最高指導者「交渉団が弱い立場に置かれるようなことがあってはならない」(下)
2013年11月04日付 Jam-e Jam 紙

 ハーメネイー最高指導者はそこからさらに、アメリカとの間で抱えている最近の諸問題について、重要かつ根本的な点を指摘した。同師は5+1との交渉にあたっている責任者らへの支持を表明した上で、「彼らは革命の子らであり、イスラーム共和国の当局者らである。彼らは多くの努力によって、困難な使命を遂行しているところである。誰であれ、彼らを弱い立場に置くようなことをしてはならない。彼らを侮辱したり、妥協的だと断じたりすべきではない」と強調した。

 アーヤトッラー・ハーメネイーは、アメリカを含む6ヵ国との協議は、核問題のみに関するものであり、ただそれだけだと述べた上で、「神の許しがあるならば、この協議で害を被るようなことはないだろう。むしろこのことで、〔有益な〕経験が国民に与えられ、〔ウラン〕濃縮活動を一時的に停止した82年から83年〔※2003年から2004年〕にかけての時のように、国民の思考・分析能力が向上するだろう」と述べた。

 革命最高指導者は当時の国民的経験について、「10年前、ヨーロッパ諸国との協議では一種の後退をすることで、実際には強要される形で、〔ウラン濃縮活動の〕一時停止を受け入れた。しかし〔ウラン濃縮活動を〕停止し、多くの〔核関連〕活動を休止してから2年後、われわれは皆、こうしたことをしても西洋の協力に期待を抱くことは断じてできないということを理解した」と説明、さらに

もしこうしたこと〔=ヨーロッパ諸国の求めに応じて、ウラン濃縮活動を一時的に停止したこと〕をあのときしなかったなら、今になって「一度だけ後退すれば問題は解決し、核問題も正常化するに違いない」などと主張する輩が出てきた可能性もある。しかし〔ウラン濃縮活動を〕一時的に停止するという経験を積んだことで、われわれは〔国際協調ではなく、核エネルギーの独自開発/国産技術の発展という〕別の目的を追求しているのだということを、皆が理解した。だからこそ、われわれは進歩に向かって仕事を再開することができたのである。

 と指摘した。

小問 1: 下のエントリのうち、文字列「generalized」を含む行をすべて列挙せよ。大文字と小文字は区別する。

入力データ:
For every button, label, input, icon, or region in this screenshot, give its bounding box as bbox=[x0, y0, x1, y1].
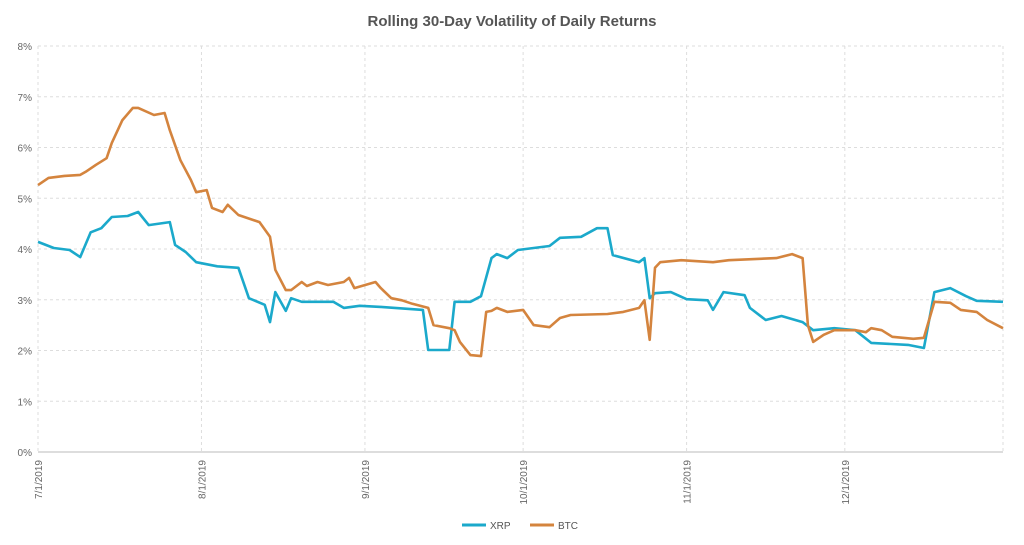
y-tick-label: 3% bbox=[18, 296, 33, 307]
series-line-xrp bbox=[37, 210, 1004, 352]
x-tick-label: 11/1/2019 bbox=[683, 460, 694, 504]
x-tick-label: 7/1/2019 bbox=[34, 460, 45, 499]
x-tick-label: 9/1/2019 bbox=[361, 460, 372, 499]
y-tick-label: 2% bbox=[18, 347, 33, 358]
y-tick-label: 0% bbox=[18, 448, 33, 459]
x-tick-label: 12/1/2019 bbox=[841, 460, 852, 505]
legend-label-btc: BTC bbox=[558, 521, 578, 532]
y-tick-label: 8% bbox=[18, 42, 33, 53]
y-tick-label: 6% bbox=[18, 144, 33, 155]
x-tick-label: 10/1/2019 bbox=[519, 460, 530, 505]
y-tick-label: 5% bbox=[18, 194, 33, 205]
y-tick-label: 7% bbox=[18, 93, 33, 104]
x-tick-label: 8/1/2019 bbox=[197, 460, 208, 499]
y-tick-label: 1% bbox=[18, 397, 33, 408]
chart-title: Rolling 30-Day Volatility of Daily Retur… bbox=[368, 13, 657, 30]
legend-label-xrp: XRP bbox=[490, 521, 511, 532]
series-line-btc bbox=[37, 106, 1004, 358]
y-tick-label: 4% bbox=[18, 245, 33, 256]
==
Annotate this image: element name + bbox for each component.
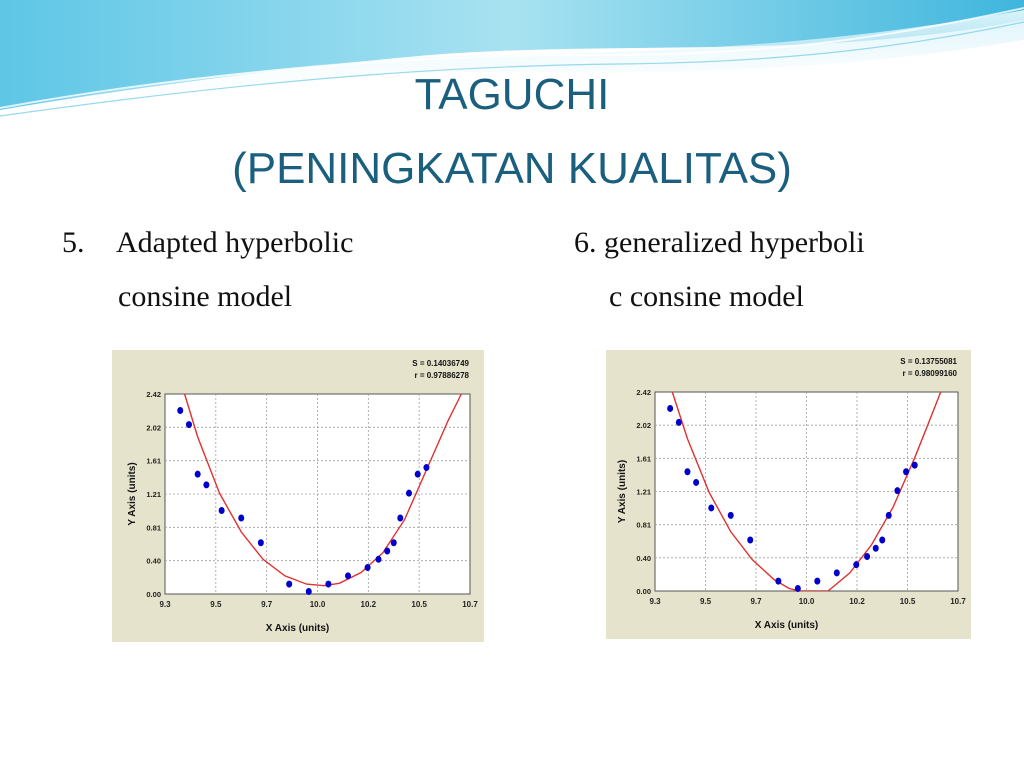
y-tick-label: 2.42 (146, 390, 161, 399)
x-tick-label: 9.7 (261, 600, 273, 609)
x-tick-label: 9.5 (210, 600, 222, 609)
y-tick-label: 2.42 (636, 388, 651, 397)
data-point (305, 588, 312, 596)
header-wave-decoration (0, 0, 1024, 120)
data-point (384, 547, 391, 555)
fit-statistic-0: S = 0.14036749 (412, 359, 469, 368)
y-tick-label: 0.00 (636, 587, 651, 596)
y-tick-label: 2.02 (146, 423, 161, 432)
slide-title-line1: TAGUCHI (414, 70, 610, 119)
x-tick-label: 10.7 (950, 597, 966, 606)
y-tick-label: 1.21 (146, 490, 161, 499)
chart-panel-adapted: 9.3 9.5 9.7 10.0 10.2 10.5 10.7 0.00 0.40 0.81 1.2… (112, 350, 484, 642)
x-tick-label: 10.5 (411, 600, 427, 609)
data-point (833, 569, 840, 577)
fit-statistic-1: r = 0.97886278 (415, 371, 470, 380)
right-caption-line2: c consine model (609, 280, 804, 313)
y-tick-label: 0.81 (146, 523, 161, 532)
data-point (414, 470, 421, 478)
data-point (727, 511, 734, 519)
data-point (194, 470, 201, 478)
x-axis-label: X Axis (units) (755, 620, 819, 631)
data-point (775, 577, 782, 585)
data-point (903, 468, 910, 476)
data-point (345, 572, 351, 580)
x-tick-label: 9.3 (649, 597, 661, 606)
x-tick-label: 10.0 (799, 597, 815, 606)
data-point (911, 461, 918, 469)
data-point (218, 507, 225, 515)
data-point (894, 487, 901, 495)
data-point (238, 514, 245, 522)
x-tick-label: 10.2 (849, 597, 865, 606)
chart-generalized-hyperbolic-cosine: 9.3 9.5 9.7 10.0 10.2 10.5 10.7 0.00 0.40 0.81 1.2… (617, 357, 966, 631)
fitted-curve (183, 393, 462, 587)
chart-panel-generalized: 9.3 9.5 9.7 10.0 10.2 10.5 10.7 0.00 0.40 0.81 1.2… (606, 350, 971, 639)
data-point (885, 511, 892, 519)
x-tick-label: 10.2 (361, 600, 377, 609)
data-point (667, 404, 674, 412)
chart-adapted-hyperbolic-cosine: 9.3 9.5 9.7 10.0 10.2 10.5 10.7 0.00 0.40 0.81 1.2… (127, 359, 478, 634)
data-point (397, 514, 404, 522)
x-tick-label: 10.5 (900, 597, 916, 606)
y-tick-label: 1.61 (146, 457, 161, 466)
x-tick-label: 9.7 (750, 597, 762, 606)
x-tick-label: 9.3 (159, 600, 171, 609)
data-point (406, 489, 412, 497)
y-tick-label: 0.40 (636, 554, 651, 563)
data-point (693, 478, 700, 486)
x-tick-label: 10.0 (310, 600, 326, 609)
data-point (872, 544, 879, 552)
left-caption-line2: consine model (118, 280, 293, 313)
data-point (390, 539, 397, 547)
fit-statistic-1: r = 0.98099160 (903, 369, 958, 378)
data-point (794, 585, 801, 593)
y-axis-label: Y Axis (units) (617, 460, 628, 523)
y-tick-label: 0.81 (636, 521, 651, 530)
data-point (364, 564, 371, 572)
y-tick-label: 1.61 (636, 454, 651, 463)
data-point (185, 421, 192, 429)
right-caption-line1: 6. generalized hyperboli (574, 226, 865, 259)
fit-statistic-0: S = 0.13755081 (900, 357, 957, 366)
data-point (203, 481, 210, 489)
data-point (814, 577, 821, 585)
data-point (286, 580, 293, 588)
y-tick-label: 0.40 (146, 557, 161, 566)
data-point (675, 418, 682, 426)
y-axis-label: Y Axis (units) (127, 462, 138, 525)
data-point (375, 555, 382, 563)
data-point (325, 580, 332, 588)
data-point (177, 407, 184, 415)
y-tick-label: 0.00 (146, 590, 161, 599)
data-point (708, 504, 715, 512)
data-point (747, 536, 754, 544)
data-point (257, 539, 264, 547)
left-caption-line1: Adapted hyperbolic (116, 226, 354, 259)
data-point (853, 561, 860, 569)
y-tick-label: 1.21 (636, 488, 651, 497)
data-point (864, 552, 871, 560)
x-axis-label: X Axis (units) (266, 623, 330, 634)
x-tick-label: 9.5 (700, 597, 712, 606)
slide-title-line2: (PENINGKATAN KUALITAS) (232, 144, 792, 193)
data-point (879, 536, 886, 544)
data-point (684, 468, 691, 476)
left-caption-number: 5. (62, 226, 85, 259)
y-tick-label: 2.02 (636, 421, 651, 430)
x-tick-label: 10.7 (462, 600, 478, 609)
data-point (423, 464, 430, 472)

小問 2: 上の記事で、ハーメネイー最高指導者はアメリカを含む6ヵ国との協議が何に関するものだと述べているか。

解答 1:
chart-generalized-hyperbolic-cosine: 9.3 9.5 9.7 10.0 10.2 10.5 10.7 0.00 0.40 0.81 1.2… (617, 357, 966, 631)
chart-panel-generalized: 9.3 9.5 9.7 10.0 10.2 10.5 10.7 0.00 0.40 0.81 1.2… (606, 350, 971, 639)
right-caption-line1: 6. generalized hyperboli (574, 226, 865, 259)

解答 2: 核問題のみに関するものだと述べている。